Metamath Proof Explorer

Theorem orass

Description: Associative law for disjunction. Theorem *4.33 of WhiteheadRussell p. 118. (Contributed by NM, 5-Aug-1993) (Proof shortened by Andrew Salmon, 26-Jun-2011)

		Ref	Expression
	Assertion	orass	⊢ ( ( ( 𝜑 ∨ 𝜓 ) ∨ 𝜒 ) ↔ ( 𝜑 ∨ ( 𝜓 ∨ 𝜒 ) ) )

Proof

Step	Hyp	Ref	Expression
1		orcom	⊢ ( ( ( 𝜑 ∨ 𝜓 ) ∨ 𝜒 ) ↔ ( 𝜒 ∨ ( 𝜑 ∨ 𝜓 ) ) )

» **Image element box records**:
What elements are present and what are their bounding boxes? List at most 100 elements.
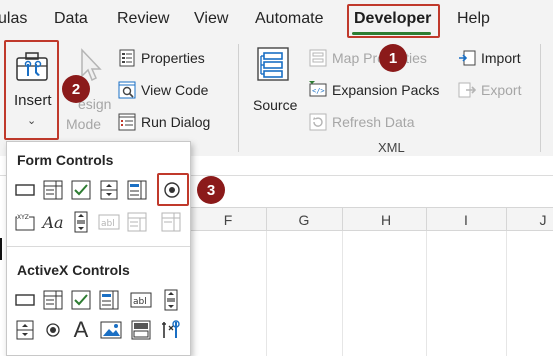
svg-text:XYZ: XYZ — [17, 214, 29, 221]
image-icon — [100, 320, 122, 340]
command-button-icon — [15, 293, 35, 307]
image-activex-control[interactable] — [99, 318, 123, 342]
option-button-activex-control[interactable] — [41, 318, 65, 342]
list-box-icon — [99, 290, 119, 310]
insert-label: Insert — [14, 92, 52, 109]
refresh-data-icon — [309, 113, 327, 131]
tab-data[interactable]: Data — [54, 10, 88, 28]
text-box-activex-control[interactable]: abl — [129, 288, 153, 312]
spin-button-icon — [16, 320, 34, 340]
group-box-form-control[interactable]: XYZ — [13, 210, 37, 234]
column-header-h[interactable]: H — [376, 212, 396, 228]
run-dialog-label: Run Dialog — [141, 114, 211, 130]
combo-list-edit-form-control[interactable] — [125, 210, 149, 234]
dropdown-divider — [7, 246, 190, 247]
ribbon-separator — [540, 44, 541, 152]
combo-box-form-control[interactable] — [41, 178, 65, 202]
import-button[interactable]: Import — [458, 49, 521, 67]
column-grid — [190, 231, 553, 356]
checkbox-form-control[interactable] — [69, 178, 93, 202]
sheet-cell-fragment — [0, 238, 6, 260]
toggle-button-activex-control[interactable] — [129, 318, 153, 342]
option-button-highlight — [157, 173, 189, 206]
tab-formulas[interactable]: ulas — [0, 10, 27, 28]
list-box-form-control[interactable] — [125, 178, 149, 202]
combo-drop-down-edit-form-control[interactable] — [159, 210, 183, 234]
svg-text:abl: abl — [133, 297, 147, 307]
scroll-bar-activex-control[interactable] — [159, 288, 183, 312]
expansion-packs-label: Expansion Packs — [332, 82, 440, 98]
label-form-control[interactable]: Aa — [41, 210, 65, 234]
scroll-bar-form-control[interactable] — [69, 210, 93, 234]
run-dialog-icon — [118, 113, 136, 131]
design-mode-label-bottom: Mode — [66, 116, 102, 132]
chevron-down-icon: ⌄ — [27, 115, 37, 127]
source-button[interactable]: Source — [250, 44, 302, 114]
toggle-button-icon — [131, 320, 151, 340]
combo-list-edit-icon — [127, 212, 147, 232]
step-badge-2: 2 — [62, 75, 90, 103]
column-header-row: F G H I J — [190, 207, 553, 231]
option-button-icon — [45, 322, 61, 338]
command-button-activex-control[interactable] — [13, 288, 37, 312]
more-controls-activex-control[interactable] — [159, 318, 183, 342]
label-activex-control[interactable]: A — [69, 317, 93, 342]
column-header-j[interactable]: J — [533, 212, 553, 228]
export-button[interactable]: Export — [458, 81, 521, 99]
developer-tab-highlight — [347, 4, 440, 38]
combo-box-activex-control[interactable] — [41, 288, 65, 312]
scroll-bar-icon — [74, 211, 88, 233]
tab-automate[interactable]: Automate — [255, 10, 323, 28]
button-icon — [15, 183, 35, 197]
svg-text:abl: abl — [101, 219, 115, 229]
properties-button[interactable]: Properties — [118, 49, 205, 67]
tab-help[interactable]: Help — [457, 10, 490, 28]
checkbox-activex-control[interactable] — [69, 288, 93, 312]
expansion-packs-button[interactable]: </> Expansion Packs — [309, 81, 439, 99]
ribbon-separator — [238, 44, 239, 152]
combo-drop-down-edit-icon — [161, 212, 181, 232]
view-code-button[interactable]: View Code — [118, 81, 208, 99]
scroll-bar-icon — [164, 289, 178, 311]
column-header-i[interactable]: I — [456, 212, 476, 228]
tab-view[interactable]: View — [194, 10, 228, 28]
spin-button-form-control[interactable] — [97, 178, 121, 202]
step-badge-3: 3 — [197, 176, 225, 204]
view-code-icon — [118, 81, 136, 99]
refresh-data-button[interactable]: Refresh Data — [309, 113, 414, 131]
expansion-packs-icon: </> — [309, 81, 327, 99]
insert-button[interactable]: Insert ⌄ — [4, 40, 59, 140]
xml-group-label: XML — [378, 140, 405, 155]
checkbox-icon — [71, 180, 91, 200]
import-icon — [458, 49, 476, 67]
list-box-icon — [127, 180, 147, 200]
ribbon-tab-bar: ulas Data Review View Automate Developer… — [0, 0, 553, 38]
properties-icon — [118, 49, 136, 67]
column-divider — [506, 208, 507, 231]
column-divider — [266, 208, 267, 231]
combo-box-icon — [43, 290, 63, 310]
text-field-icon: abl — [98, 213, 120, 231]
spin-button-activex-control[interactable] — [13, 318, 37, 342]
tab-review[interactable]: Review — [117, 10, 169, 28]
svg-text:</>: </> — [312, 87, 325, 95]
list-box-activex-control[interactable] — [97, 288, 121, 312]
source-label: Source — [253, 97, 298, 113]
text-field-form-control[interactable]: abl — [97, 210, 121, 234]
activex-controls-heading: ActiveX Controls — [17, 262, 130, 278]
label-icon: A — [73, 317, 89, 342]
export-icon — [458, 81, 477, 99]
map-properties-icon — [309, 49, 327, 67]
export-label: Export — [481, 82, 522, 98]
map-properties-button[interactable]: Map Properties — [309, 49, 427, 67]
column-header-g[interactable]: G — [294, 212, 314, 228]
view-code-label: View Code — [141, 82, 209, 98]
column-header-f[interactable]: F — [218, 212, 238, 228]
checkbox-icon — [71, 290, 91, 310]
form-controls-heading: Form Controls — [17, 152, 114, 168]
column-divider — [342, 208, 343, 231]
button-form-control[interactable] — [13, 178, 37, 202]
run-dialog-button[interactable]: Run Dialog — [118, 113, 210, 131]
step-badge-1: 1 — [379, 44, 407, 72]
text-box-icon: abl — [130, 291, 152, 309]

» **Tasks to complete**:
a - Answer these questions about the orass theorem page:
(i) Which theorem of WhiteheadRussell, and on which page, does the description say this is?
(ii) Who shortened the proof, and on what date?
(iii) Which reference is given for step 1 of the proof?
Mark your answers (i), (ii), (iii) to match.
b - Please carry on the orass theorem page from its last proof step, adding the remaining steps in the same table form.

» **Exercise results**:
a -
(i) Theorem *4.33, page 118.
(ii) Andrew Salmon, on 26-Jun-2011.
(iii) orcom.

b -
2		or12	⊢ ( ( 𝜒 ∨ ( 𝜑 ∨ 𝜓 ) ) ↔ ( 𝜑 ∨ ( 𝜒 ∨ 𝜓 ) ) )
3		orcom	⊢ ( ( 𝜒 ∨ 𝜓 ) ↔ ( 𝜓 ∨ 𝜒 ) )
4	3	orbi2i	⊢ ( ( 𝜑 ∨ ( 𝜒 ∨ 𝜓 ) ) ↔ ( 𝜑 ∨ ( 𝜓 ∨ 𝜒 ) ) )
5	1 2 4	3bitri	⊢ ( ( ( 𝜑 ∨ 𝜓 ) ∨ 𝜒 ) ↔ ( 𝜑 ∨ ( 𝜓 ∨ 𝜒 ) ) )